— Work instructions —
Copy each line containing the word "JSON" from the records that follow, please.

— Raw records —
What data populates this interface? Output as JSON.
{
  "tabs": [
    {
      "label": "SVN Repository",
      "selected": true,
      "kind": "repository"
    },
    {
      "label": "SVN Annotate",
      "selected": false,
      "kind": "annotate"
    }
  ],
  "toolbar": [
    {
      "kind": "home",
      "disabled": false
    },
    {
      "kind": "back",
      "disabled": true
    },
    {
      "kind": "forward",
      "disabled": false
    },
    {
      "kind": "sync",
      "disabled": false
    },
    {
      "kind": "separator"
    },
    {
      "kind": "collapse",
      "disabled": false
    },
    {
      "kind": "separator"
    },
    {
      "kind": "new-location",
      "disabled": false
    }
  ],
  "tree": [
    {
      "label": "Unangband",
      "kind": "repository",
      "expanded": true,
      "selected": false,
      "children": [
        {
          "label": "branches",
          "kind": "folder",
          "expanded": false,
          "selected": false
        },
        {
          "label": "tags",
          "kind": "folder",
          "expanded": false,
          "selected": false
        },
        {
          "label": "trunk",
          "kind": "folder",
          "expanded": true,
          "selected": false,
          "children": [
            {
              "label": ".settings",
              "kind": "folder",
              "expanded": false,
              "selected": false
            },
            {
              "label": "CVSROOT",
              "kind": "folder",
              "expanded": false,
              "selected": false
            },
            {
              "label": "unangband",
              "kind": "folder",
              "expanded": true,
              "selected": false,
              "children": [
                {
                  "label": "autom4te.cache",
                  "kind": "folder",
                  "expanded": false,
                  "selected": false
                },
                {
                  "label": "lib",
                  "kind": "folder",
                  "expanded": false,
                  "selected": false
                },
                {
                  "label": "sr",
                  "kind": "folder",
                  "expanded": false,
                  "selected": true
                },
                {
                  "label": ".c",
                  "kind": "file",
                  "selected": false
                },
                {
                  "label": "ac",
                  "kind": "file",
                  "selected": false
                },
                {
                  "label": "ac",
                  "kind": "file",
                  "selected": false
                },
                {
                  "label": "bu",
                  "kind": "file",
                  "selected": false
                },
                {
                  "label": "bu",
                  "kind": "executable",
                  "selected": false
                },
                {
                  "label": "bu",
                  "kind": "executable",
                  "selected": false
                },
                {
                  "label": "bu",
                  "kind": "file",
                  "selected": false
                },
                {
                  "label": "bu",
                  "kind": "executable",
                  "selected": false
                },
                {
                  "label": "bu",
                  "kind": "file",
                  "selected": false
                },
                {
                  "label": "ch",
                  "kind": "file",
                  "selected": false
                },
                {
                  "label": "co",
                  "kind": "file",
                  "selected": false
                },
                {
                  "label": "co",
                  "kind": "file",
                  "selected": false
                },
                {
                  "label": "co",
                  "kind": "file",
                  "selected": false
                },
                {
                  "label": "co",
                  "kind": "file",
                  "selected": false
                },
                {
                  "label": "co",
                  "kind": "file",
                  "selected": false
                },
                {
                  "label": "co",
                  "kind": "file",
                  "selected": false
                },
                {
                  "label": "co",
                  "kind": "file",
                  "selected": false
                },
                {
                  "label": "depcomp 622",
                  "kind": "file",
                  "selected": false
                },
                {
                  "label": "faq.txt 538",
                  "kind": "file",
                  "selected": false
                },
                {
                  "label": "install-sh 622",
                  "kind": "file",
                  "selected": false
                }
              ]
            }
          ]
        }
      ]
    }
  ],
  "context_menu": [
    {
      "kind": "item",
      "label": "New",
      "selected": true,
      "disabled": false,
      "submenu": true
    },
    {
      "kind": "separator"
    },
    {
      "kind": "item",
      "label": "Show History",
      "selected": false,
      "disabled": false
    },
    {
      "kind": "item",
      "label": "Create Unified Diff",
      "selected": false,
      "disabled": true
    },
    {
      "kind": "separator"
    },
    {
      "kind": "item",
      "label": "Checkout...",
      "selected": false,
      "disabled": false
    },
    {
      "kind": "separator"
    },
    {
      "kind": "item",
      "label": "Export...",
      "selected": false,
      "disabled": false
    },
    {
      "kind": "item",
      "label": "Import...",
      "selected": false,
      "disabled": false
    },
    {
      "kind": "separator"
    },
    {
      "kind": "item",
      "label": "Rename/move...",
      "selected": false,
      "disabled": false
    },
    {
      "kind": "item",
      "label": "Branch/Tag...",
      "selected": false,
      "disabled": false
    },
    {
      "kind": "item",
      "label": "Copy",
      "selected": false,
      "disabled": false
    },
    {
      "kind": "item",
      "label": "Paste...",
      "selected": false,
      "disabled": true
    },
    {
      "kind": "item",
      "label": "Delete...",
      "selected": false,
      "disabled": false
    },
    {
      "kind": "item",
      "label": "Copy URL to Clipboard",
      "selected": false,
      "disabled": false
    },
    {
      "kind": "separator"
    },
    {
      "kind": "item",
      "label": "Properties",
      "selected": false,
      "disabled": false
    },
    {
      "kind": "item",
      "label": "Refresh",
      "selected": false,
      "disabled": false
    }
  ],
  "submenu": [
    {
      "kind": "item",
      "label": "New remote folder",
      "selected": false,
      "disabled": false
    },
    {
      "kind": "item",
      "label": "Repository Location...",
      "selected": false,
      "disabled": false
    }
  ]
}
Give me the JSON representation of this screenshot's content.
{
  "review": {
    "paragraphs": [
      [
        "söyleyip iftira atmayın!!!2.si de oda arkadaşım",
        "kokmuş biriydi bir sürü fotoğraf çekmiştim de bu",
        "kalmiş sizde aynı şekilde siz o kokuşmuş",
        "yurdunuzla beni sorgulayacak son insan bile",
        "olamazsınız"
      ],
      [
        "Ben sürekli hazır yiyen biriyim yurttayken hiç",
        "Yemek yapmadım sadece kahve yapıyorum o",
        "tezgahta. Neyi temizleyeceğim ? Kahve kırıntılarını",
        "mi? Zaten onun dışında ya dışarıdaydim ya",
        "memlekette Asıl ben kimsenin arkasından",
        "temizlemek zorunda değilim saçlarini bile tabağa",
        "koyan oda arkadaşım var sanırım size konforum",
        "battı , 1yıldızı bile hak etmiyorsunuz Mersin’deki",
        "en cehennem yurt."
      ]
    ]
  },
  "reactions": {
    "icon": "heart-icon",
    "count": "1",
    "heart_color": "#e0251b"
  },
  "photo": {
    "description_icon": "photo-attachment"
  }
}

— Worked answer —
What data populates this interface? Output as JSON.
Give me the JSON representation of this screenshot's content.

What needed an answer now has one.